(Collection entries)
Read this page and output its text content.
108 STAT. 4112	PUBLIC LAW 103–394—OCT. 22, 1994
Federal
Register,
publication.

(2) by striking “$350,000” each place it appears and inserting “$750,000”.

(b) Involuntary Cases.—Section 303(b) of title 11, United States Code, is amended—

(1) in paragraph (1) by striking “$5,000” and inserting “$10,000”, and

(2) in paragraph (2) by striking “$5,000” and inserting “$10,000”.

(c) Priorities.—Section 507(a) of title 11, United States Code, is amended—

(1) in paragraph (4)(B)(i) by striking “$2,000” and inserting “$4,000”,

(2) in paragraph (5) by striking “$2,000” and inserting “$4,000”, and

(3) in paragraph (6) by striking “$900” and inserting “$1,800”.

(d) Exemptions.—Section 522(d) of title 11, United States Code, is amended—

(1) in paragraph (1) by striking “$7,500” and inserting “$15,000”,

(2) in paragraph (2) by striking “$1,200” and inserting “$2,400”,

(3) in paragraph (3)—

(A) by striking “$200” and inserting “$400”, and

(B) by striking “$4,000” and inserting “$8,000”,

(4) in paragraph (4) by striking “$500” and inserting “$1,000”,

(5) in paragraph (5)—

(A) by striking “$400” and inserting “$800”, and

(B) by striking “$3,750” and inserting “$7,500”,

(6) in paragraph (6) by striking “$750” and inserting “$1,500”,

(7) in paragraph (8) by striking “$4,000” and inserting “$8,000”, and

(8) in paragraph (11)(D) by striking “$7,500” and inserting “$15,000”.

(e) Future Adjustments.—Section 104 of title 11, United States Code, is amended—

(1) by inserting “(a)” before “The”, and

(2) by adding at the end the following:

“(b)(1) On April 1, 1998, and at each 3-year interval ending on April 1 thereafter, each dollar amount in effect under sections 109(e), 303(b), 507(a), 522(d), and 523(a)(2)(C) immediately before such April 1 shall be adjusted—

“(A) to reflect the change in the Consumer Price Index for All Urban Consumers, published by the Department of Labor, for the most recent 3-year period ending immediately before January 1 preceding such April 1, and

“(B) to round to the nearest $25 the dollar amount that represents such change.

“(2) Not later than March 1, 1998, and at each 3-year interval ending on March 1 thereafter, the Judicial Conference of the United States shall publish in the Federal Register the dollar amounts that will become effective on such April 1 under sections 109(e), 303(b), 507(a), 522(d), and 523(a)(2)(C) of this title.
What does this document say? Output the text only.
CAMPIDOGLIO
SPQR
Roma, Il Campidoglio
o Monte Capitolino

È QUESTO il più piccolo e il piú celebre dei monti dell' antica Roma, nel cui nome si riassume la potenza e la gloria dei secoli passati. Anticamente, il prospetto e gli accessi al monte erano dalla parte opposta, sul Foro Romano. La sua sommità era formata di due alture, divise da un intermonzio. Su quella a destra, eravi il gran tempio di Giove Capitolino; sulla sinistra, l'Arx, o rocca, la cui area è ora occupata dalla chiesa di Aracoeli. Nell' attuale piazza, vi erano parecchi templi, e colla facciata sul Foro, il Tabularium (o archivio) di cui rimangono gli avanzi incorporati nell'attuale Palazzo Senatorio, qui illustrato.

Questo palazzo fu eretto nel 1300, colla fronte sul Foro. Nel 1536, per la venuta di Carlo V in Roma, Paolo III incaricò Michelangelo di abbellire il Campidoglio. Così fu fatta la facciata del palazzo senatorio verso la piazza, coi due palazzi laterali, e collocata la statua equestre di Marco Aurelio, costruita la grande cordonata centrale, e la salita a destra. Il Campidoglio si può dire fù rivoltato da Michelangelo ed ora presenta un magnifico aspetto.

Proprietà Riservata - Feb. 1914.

[What you are asked to do]
Copy every line of the material in which the word "piazza" occurs.

[Complete answer]
È QUESTO il più piccolo e il piú celebre dei monti dell' antica Roma, nel cui nome si riassume la potenza e la gloria dei secoli passati. Anticamente, il prospetto e gli accessi al monte erano dalla parte opposta, sul Foro Romano. La sua sommità era formata di due alture, divise da un intermonzio. Su quella a destra, eravi il gran tempio di Giove Capitolino; sulla sinistra, l'Arx, o rocca, la cui area è ora occupata dalla chiesa di Aracoeli. Nell' attuale piazza, vi erano parecchi templi, e colla facciata sul Foro, il Tabularium (o archivio) di cui rimangono gli avanzi incorporati nell'attuale Palazzo Senatorio, qui illustrato.
Questo palazzo fu eretto nel 1300, colla fronte sul Foro. Nel 1536, per la venuta di Carlo V in Roma, Paolo III incaricò Michelangelo di abbellire il Campidoglio. Così fu fatta la facciata del palazzo senatorio verso la piazza, coi due palazzi laterali, e collocata la statua equestre di Marco Aurelio, costruita la grande cordonata centrale, e la salita a destra. Il Campidoglio si può dire fù rivoltato da Michelangelo ed ora presenta un magnifico aspetto.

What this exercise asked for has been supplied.